### Written task
Quote the data below word for word, keeping every line as it stands.

Part of a data file

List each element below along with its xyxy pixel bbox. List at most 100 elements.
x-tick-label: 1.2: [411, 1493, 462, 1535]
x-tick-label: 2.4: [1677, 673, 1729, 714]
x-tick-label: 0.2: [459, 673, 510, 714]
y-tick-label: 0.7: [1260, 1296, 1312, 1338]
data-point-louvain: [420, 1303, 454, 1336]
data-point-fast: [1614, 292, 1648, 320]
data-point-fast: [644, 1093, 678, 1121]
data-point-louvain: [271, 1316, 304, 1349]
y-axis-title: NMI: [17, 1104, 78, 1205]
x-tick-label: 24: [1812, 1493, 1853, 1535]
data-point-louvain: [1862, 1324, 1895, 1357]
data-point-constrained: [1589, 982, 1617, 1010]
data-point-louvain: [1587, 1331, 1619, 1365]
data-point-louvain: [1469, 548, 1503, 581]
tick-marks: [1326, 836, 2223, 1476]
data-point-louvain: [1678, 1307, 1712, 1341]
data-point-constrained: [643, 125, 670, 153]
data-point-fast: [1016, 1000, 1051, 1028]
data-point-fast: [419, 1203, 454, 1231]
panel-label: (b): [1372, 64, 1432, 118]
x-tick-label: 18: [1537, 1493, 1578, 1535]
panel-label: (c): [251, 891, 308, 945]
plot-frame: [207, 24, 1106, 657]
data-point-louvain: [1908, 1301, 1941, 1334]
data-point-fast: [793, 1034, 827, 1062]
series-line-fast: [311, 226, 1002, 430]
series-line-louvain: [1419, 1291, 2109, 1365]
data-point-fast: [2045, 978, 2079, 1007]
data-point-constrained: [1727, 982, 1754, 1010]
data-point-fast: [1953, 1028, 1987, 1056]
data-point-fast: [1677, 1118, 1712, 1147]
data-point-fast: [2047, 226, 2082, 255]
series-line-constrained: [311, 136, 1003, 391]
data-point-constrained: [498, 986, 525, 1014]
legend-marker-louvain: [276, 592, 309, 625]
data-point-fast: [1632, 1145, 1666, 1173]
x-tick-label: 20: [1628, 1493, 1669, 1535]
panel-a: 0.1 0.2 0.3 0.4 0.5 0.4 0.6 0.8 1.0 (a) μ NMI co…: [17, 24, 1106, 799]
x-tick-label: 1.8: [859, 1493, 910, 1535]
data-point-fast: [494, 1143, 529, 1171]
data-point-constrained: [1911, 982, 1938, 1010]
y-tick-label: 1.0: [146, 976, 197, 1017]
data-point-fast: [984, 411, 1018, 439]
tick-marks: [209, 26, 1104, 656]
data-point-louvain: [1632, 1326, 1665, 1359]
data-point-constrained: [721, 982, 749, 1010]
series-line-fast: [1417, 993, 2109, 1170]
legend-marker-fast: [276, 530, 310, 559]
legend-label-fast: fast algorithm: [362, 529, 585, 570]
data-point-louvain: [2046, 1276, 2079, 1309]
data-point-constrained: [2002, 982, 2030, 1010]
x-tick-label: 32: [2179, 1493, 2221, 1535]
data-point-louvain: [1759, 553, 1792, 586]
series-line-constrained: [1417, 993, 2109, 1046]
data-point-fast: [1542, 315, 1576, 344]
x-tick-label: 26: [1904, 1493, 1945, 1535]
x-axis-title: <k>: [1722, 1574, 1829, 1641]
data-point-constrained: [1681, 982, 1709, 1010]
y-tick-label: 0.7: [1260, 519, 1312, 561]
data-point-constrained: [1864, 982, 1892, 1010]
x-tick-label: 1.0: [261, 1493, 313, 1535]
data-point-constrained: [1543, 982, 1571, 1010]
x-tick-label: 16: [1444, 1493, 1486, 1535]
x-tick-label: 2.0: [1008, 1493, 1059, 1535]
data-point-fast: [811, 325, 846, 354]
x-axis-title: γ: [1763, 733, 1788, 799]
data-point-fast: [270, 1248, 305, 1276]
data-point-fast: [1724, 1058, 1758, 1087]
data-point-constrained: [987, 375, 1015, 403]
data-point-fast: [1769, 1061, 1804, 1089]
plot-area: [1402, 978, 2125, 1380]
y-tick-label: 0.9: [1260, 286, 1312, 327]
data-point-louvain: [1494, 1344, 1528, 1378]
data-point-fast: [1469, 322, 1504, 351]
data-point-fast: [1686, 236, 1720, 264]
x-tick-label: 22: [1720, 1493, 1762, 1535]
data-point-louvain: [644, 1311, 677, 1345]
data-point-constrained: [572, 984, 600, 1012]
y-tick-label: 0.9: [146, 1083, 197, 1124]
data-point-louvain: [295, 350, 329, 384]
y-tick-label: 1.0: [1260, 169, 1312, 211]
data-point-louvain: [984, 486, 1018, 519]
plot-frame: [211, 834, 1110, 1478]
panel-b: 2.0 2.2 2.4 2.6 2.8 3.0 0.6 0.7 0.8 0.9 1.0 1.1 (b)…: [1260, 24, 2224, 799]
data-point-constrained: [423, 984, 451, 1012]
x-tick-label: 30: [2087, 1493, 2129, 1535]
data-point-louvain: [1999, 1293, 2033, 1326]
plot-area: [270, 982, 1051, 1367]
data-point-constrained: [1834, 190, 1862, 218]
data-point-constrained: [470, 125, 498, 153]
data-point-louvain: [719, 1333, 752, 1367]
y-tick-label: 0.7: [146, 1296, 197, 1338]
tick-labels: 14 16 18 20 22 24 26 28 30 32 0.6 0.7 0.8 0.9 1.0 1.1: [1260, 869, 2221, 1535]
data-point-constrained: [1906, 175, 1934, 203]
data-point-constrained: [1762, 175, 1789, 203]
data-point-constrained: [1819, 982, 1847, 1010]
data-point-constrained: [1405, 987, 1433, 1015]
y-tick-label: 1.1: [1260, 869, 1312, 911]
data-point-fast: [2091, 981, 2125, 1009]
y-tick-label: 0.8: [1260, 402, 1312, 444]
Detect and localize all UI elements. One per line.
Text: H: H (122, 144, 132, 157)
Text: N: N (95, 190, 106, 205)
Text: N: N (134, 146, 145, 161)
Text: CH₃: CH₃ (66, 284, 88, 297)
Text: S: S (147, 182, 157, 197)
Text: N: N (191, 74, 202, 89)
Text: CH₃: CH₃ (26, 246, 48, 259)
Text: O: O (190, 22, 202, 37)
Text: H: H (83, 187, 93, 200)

### Exercise response
List each element below along with its xyxy pixel bbox. List at most 100 elements.
x-tick-label: 1.2: [411, 1493, 462, 1535]
x-tick-label: 2.4: [1677, 673, 1729, 714]
x-tick-label: 0.2: [459, 673, 510, 714]
y-tick-label: 0.7: [1260, 1296, 1312, 1338]
data-point-louvain: [420, 1303, 454, 1336]
data-point-fast: [1614, 292, 1648, 320]
data-point-fast: [644, 1093, 678, 1121]
data-point-louvain: [271, 1316, 304, 1349]
y-axis-title: NMI: [17, 1104, 78, 1205]
x-tick-label: 24: [1812, 1493, 1853, 1535]
data-point-louvain: [1862, 1324, 1895, 1357]
data-point-constrained: [1589, 982, 1617, 1010]
data-point-louvain: [1587, 1331, 1619, 1365]
data-point-louvain: [1469, 548, 1503, 581]
tick-marks: [1326, 836, 2223, 1476]
data-point-louvain: [1678, 1307, 1712, 1341]
data-point-constrained: [643, 125, 670, 153]
data-point-fast: [1016, 1000, 1051, 1028]
data-point-fast: [419, 1203, 454, 1231]
panel-label: (b): [1372, 64, 1432, 118]
x-tick-label: 18: [1537, 1493, 1578, 1535]
panel-label: (c): [251, 891, 308, 945]
plot-frame: [207, 24, 1106, 657]
data-point-louvain: [1908, 1301, 1941, 1334]
data-point-fast: [793, 1034, 827, 1062]
series-line-fast: [311, 226, 1002, 430]
series-line-louvain: [1419, 1291, 2109, 1365]
data-point-fast: [2045, 978, 2079, 1007]
data-point-constrained: [1727, 982, 1754, 1010]
data-point-fast: [1953, 1028, 1987, 1056]
data-point-fast: [1677, 1118, 1712, 1147]
data-point-fast: [2047, 226, 2082, 255]
series-line-constrained: [311, 136, 1003, 391]
data-point-constrained: [498, 986, 525, 1014]
legend-marker-louvain: [276, 592, 309, 625]
data-point-fast: [1632, 1145, 1666, 1173]
x-tick-label: 20: [1628, 1493, 1669, 1535]
panel-a: 0.1 0.2 0.3 0.4 0.5 0.4 0.6 0.8 1.0 (a) μ NMI co…: [17, 24, 1106, 799]
x-tick-label: 1.8: [859, 1493, 910, 1535]
data-point-fast: [494, 1143, 529, 1171]
data-point-constrained: [1911, 982, 1938, 1010]
y-tick-label: 1.0: [146, 976, 197, 1017]
data-point-fast: [984, 411, 1018, 439]
tick-marks: [209, 26, 1104, 656]
data-point-louvain: [1632, 1326, 1665, 1359]
data-point-constrained: [721, 982, 749, 1010]
series-line-fast: [1417, 993, 2109, 1170]
legend-marker-fast: [276, 530, 310, 559]
legend-label-fast: fast algorithm: [362, 529, 585, 570]
data-point-louvain: [2046, 1276, 2079, 1309]
data-point-constrained: [2002, 982, 2030, 1010]
x-tick-label: 32: [2179, 1493, 2221, 1535]
data-point-louvain: [1759, 553, 1792, 586]
series-line-constrained: [1417, 993, 2109, 1046]
data-point-fast: [1542, 315, 1576, 344]
x-tick-label: 26: [1904, 1493, 1945, 1535]
x-axis-title: <k>: [1722, 1574, 1829, 1641]
data-point-constrained: [1681, 982, 1709, 1010]
y-tick-label: 0.7: [1260, 519, 1312, 561]
data-point-constrained: [1864, 982, 1892, 1010]
x-tick-label: 1.0: [261, 1493, 313, 1535]
data-point-constrained: [1543, 982, 1571, 1010]
x-tick-label: 16: [1444, 1493, 1486, 1535]
x-tick-label: 2.0: [1008, 1493, 1059, 1535]
data-point-fast: [811, 325, 846, 354]
x-axis-title: γ: [1763, 733, 1788, 799]
data-point-fast: [270, 1248, 305, 1276]
data-point-fast: [1724, 1058, 1758, 1087]
data-point-constrained: [987, 375, 1015, 403]
data-point-fast: [1769, 1061, 1804, 1089]
plot-area: [1402, 978, 2125, 1380]
y-tick-label: 0.9: [1260, 286, 1312, 327]
data-point-louvain: [1494, 1344, 1528, 1378]
data-point-fast: [1469, 322, 1504, 351]
data-point-fast: [1686, 236, 1720, 264]
x-tick-label: 22: [1720, 1493, 1762, 1535]
data-point-louvain: [644, 1311, 677, 1345]
data-point-constrained: [572, 984, 600, 1012]
y-tick-label: 0.9: [146, 1083, 197, 1124]
data-point-louvain: [295, 350, 329, 384]
y-tick-label: 1.0: [1260, 169, 1312, 211]
data-point-louvain: [984, 486, 1018, 519]
plot-frame: [211, 834, 1110, 1478]
panel-b: 2.0 2.2 2.4 2.6 2.8 3.0 0.6 0.7 0.8 0.9 1.0 1.1 (b)…: [1260, 24, 2224, 799]
data-point-constrained: [423, 984, 451, 1012]
x-tick-label: 30: [2087, 1493, 2129, 1535]
data-point-louvain: [1999, 1293, 2033, 1326]
plot-area: [270, 982, 1051, 1367]
data-point-constrained: [1834, 190, 1862, 218]
data-point-constrained: [470, 125, 498, 153]
data-point-louvain: [719, 1333, 752, 1367]
y-tick-label: 0.7: [146, 1296, 197, 1338]
tick-labels: 14 16 18 20 22 24 26 28 30 32 0.6 0.7 0.8 0.9 1.0 1.1: [1260, 869, 2221, 1535]
data-point-constrained: [1906, 175, 1934, 203]
data-point-constrained: [1762, 175, 1789, 203]
data-point-constrained: [1819, 982, 1847, 1010]
data-point-constrained: [1405, 987, 1433, 1015]
y-tick-label: 1.1: [1260, 869, 1312, 911]
data-point-fast: [2091, 981, 2125, 1009]
y-tick-label: 0.8: [1260, 402, 1312, 444]
Detect and localize all UI elements. One per line.
Text: H: H (122, 144, 132, 157)
Text: N: N (95, 190, 106, 205)
Text: N: N (134, 146, 145, 161)
Text: CH₃: CH₃ (66, 284, 88, 297)
Text: S: S (147, 182, 157, 197)
Text: N: N (191, 74, 202, 89)
Text: CH₃: CH₃ (26, 246, 48, 259)
Text: O: O (190, 22, 202, 37)
Text: H: H (83, 187, 93, 200)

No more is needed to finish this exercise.